» **Goal**
Work out how many lines of the material below mention the word "thông"; reply with the number only.

Dataset items
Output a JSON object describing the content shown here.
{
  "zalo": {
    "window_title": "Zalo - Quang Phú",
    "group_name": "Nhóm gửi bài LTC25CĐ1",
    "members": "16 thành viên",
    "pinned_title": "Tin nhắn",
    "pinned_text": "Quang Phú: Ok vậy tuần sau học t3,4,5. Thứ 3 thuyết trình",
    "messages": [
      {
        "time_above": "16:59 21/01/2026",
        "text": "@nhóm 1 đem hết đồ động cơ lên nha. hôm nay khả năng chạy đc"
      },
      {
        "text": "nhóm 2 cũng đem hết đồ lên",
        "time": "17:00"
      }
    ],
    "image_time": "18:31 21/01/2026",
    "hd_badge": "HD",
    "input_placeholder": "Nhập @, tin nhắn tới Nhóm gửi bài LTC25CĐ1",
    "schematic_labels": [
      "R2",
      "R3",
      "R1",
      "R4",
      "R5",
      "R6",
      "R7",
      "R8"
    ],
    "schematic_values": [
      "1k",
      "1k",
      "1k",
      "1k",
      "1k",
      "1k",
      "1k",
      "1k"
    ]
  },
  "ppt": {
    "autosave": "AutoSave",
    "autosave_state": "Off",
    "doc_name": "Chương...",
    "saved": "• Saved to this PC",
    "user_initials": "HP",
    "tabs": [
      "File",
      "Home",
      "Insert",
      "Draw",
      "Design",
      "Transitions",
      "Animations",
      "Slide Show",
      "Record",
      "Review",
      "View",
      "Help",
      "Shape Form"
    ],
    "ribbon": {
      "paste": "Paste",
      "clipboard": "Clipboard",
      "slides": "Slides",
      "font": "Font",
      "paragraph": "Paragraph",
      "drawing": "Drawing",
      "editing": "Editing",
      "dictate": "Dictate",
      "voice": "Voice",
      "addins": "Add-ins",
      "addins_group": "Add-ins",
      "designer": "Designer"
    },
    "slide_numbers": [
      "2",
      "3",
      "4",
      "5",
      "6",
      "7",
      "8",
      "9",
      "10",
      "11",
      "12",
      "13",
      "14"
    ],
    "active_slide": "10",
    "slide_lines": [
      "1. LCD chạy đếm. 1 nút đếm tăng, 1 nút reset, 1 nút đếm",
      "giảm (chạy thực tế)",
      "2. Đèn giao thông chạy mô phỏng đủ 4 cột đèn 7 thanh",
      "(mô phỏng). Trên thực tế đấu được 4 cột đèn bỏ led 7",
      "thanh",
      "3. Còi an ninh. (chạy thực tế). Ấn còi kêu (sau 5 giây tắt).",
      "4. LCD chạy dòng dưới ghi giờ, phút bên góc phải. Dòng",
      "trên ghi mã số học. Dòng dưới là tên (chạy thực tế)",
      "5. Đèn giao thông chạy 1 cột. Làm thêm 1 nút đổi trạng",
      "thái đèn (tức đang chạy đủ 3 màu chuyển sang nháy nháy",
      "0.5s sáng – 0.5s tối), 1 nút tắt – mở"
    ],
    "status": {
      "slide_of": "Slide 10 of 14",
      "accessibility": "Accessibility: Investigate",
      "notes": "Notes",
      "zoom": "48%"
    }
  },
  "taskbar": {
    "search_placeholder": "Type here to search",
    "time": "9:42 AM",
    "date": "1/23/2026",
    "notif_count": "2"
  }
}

==

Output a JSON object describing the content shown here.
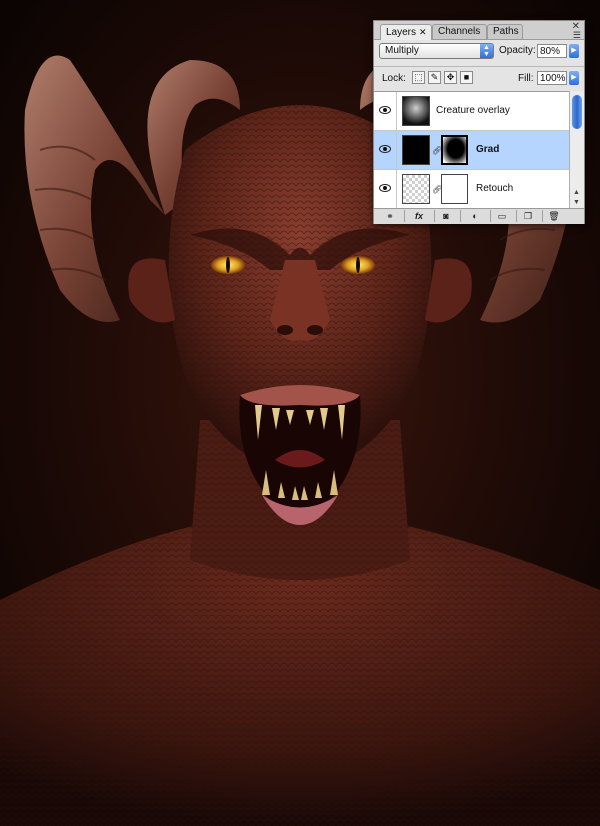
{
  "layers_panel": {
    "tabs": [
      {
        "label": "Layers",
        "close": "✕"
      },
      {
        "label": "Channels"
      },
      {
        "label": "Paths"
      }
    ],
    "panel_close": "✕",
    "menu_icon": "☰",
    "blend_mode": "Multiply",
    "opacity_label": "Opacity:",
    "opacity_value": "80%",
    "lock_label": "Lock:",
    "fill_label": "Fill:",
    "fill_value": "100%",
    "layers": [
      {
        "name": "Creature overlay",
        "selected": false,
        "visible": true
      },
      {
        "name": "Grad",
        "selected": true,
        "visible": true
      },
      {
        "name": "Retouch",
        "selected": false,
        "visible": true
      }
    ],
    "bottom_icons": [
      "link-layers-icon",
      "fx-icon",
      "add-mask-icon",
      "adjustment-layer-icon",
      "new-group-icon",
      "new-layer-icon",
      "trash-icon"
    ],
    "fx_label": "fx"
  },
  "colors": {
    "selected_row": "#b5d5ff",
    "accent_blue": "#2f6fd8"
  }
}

» **Output for this task**
2